[Your goal]: Reproduce the items beginning at the line that has "Patent image size: (1097, 450)." and stopping after the line that has "The road contact", substituting "alternative embodiment" for "alternate embodiment" and leaving everything else unchanged.

[Entries]:
>>>

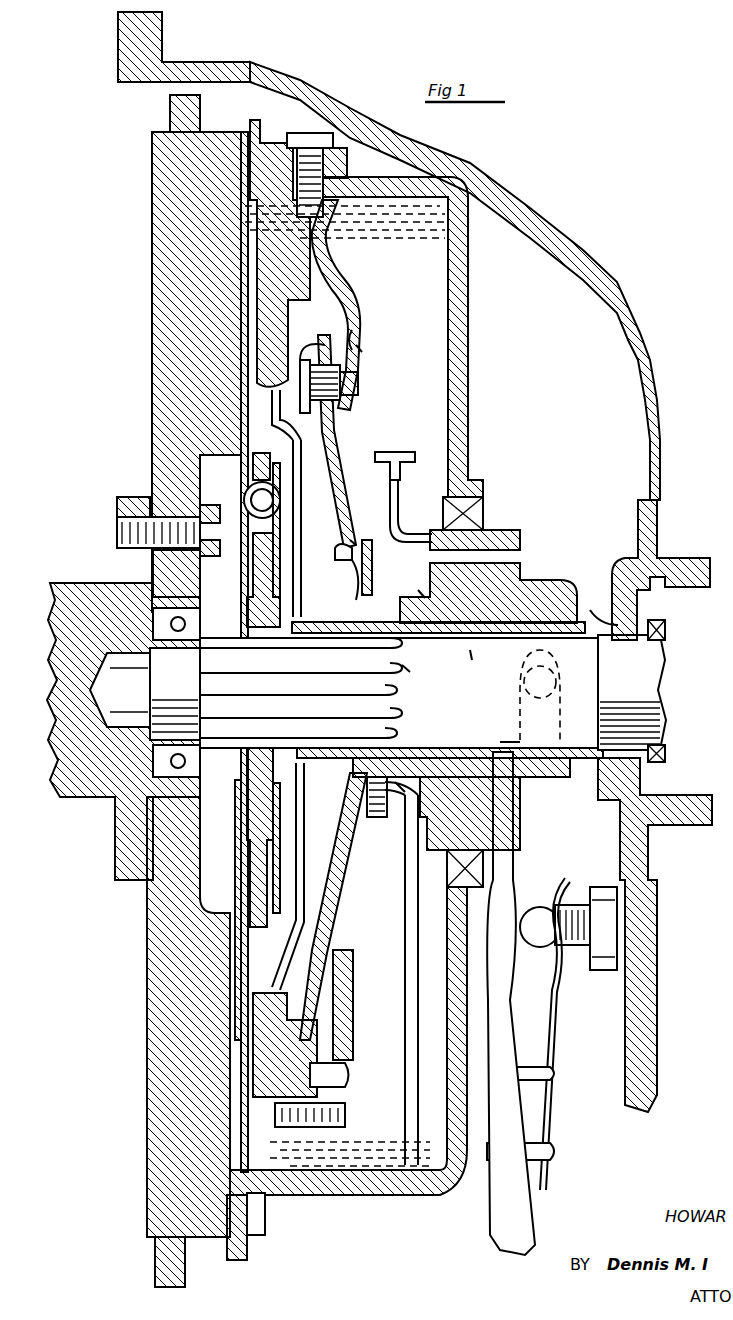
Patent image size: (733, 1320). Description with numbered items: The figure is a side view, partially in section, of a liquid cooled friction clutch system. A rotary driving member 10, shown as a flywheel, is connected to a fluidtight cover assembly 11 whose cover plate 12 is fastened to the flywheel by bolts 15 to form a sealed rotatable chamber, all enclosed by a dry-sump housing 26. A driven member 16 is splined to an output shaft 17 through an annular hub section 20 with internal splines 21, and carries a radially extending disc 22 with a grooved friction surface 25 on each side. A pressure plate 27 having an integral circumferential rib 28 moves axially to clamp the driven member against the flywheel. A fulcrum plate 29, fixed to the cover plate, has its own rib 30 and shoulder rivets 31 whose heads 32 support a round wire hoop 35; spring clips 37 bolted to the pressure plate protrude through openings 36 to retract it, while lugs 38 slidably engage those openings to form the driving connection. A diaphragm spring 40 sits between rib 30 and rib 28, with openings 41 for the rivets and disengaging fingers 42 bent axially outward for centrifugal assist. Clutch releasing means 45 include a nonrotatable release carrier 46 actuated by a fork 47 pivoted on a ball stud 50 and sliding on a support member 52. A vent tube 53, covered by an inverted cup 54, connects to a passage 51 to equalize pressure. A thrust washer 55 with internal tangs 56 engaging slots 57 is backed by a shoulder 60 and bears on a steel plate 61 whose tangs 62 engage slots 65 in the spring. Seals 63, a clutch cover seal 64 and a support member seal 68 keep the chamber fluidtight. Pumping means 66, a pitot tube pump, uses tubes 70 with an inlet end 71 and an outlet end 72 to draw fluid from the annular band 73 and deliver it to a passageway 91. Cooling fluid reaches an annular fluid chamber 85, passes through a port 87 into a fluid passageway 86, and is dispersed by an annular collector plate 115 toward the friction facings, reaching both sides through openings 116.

<<<
>>>

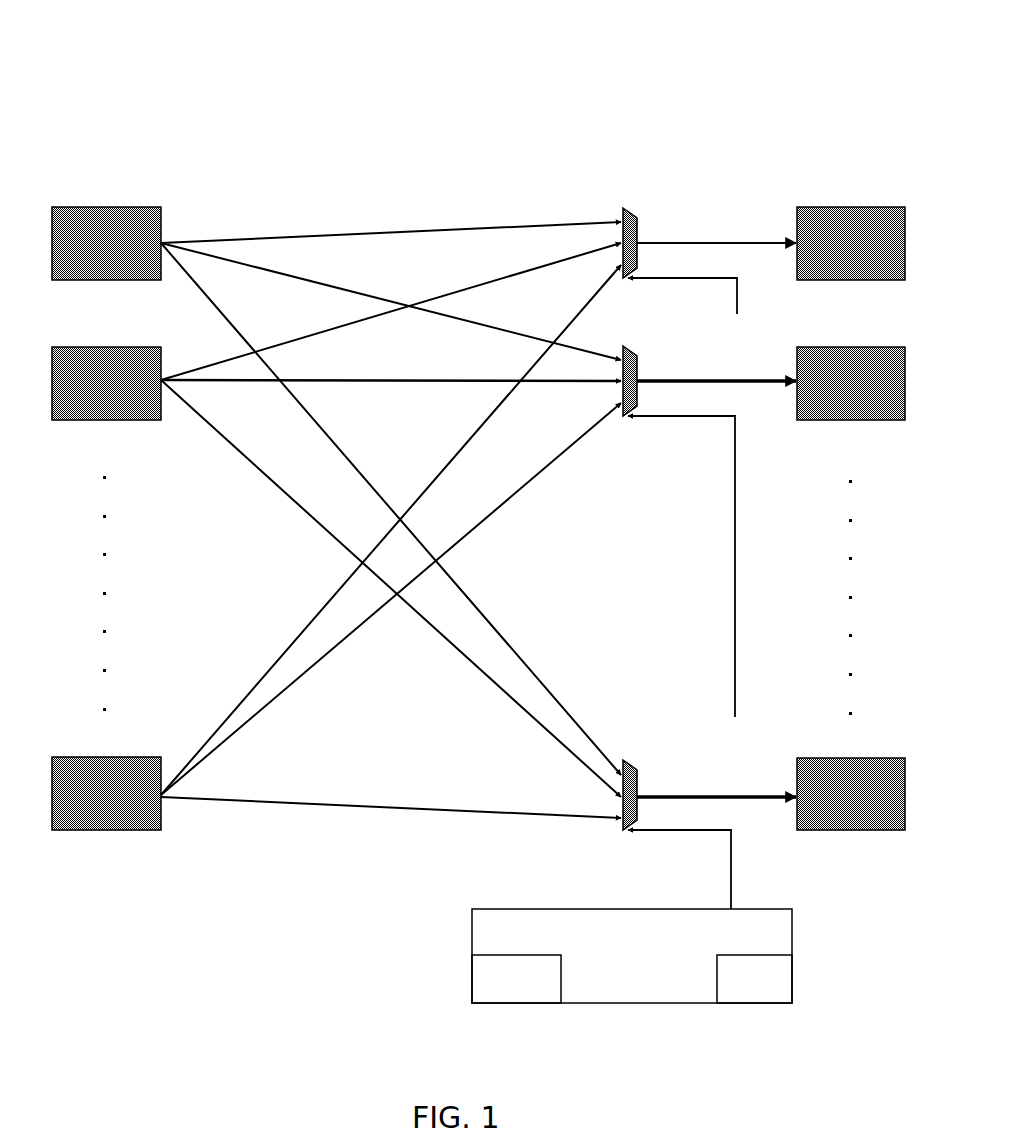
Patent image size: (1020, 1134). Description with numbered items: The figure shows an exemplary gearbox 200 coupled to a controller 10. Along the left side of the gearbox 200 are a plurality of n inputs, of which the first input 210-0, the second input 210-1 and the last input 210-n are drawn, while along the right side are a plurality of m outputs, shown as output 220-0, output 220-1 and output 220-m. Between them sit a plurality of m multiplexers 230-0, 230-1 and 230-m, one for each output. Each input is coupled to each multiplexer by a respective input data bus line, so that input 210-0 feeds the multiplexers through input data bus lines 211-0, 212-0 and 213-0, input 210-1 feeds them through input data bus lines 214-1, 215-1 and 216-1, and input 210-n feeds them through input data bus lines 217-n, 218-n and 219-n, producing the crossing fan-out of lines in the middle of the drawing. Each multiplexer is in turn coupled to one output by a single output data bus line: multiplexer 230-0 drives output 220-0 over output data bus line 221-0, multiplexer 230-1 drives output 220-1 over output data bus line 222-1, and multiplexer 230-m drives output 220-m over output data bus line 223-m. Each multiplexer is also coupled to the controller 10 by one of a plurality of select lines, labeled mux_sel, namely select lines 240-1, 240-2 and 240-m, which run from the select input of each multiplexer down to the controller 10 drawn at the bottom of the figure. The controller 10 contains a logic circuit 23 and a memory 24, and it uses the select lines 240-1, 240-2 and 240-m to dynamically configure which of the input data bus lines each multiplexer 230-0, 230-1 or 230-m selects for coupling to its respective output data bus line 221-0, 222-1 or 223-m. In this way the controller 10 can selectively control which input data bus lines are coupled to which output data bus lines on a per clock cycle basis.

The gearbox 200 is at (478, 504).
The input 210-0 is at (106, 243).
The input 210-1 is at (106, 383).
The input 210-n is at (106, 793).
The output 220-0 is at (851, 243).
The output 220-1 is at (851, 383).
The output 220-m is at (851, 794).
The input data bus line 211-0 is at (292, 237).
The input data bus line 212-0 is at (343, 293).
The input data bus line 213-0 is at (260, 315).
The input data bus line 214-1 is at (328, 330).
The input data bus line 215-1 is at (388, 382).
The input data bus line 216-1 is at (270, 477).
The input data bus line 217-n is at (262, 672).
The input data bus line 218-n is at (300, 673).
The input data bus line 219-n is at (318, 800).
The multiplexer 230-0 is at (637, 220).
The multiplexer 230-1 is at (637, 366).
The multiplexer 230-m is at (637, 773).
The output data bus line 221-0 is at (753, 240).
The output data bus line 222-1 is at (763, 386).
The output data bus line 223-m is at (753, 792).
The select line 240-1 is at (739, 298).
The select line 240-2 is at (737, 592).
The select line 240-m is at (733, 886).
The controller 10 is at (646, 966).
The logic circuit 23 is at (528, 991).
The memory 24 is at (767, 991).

<<<
>>>

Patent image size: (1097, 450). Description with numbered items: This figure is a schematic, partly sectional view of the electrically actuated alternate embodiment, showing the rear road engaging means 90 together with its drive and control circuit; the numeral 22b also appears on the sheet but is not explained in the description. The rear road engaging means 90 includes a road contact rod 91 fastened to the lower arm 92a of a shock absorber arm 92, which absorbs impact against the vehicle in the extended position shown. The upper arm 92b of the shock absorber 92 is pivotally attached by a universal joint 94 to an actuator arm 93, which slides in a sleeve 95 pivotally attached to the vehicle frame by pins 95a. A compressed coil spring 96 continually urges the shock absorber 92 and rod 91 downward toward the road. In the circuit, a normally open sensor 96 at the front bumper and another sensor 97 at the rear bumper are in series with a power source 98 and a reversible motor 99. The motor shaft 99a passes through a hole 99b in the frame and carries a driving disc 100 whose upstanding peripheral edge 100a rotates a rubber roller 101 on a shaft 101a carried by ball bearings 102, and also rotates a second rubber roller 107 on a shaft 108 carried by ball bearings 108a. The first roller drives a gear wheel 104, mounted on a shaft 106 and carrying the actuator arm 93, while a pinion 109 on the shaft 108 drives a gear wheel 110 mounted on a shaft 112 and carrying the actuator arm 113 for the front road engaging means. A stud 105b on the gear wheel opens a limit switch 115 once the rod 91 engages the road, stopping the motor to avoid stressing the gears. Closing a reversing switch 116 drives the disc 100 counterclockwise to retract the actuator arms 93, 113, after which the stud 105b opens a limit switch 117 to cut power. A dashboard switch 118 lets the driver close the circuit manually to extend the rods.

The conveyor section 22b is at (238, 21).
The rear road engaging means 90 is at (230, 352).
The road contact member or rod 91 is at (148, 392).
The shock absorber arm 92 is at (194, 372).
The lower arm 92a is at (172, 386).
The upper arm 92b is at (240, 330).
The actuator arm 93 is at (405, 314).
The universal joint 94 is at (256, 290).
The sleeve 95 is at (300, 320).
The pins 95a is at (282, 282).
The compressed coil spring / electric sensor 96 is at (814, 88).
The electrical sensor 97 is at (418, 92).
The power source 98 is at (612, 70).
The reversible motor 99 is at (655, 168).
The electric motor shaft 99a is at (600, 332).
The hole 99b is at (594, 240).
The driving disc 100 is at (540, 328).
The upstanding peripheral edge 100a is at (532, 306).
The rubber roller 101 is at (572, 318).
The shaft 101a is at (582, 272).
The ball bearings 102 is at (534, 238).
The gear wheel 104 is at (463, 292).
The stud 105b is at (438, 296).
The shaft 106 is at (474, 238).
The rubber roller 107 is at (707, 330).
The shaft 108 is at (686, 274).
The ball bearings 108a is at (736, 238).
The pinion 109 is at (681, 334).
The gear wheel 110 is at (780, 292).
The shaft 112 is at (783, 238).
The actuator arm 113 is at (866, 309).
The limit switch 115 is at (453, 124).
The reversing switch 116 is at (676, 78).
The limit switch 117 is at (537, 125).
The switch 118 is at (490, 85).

<<<

[Correct answer]:
Patent image size: (1097, 450). Description with numbered items: This figure is a schematic, partly sectional view of the electrically actuated alternative embodiment, showing the rear road engaging means 90 together with its drive and control circuit; the numeral 22b also appears on the sheet but is not explained in the description. The rear road engaging means 90 includes a road contact rod 91 fastened to the lower arm 92a of a shock absorber arm 92, which absorbs impact against the vehicle in the extended position shown. The upper arm 92b of the shock absorber 92 is pivotally attached by a universal joint 94 to an actuator arm 93, which slides in a sleeve 95 pivotally attached to the vehicle frame by pins 95a. A compressed coil spring 96 continually urges the shock absorber 92 and rod 91 downward toward the road. In the circuit, a normally open sensor 96 at the front bumper and another sensor 97 at the rear bumper are in series with a power source 98 and a reversible motor 99. The motor shaft 99a passes through a hole 99b in the frame and carries a driving disc 100 whose upstanding peripheral edge 100a rotates a rubber roller 101 on a shaft 101a carried by ball bearings 102, and also rotates a second rubber roller 107 on a shaft 108 carried by ball bearings 108a. The first roller drives a gear wheel 104, mounted on a shaft 106 and carrying the actuator arm 93, while a pinion 109 on the shaft 108 drives a gear wheel 110 mounted on a shaft 112 and carrying the actuator arm 113 for the front road engaging means. A stud 105b on the gear wheel opens a limit switch 115 once the rod 91 engages the road, stopping the motor to avoid stressing the gears. Closing a reversing switch 116 drives the disc 100 counterclockwise to retract the actuator arms 93, 113, after which the stud 105b opens a limit switch 117 to cut power. A dashboard switch 118 lets the driver close the circuit manually to extend the rods.

The conveyor section 22b is at (238, 21).
The rear road engaging means 90 is at (230, 352).
The road contact member or rod 91 is at (148, 392).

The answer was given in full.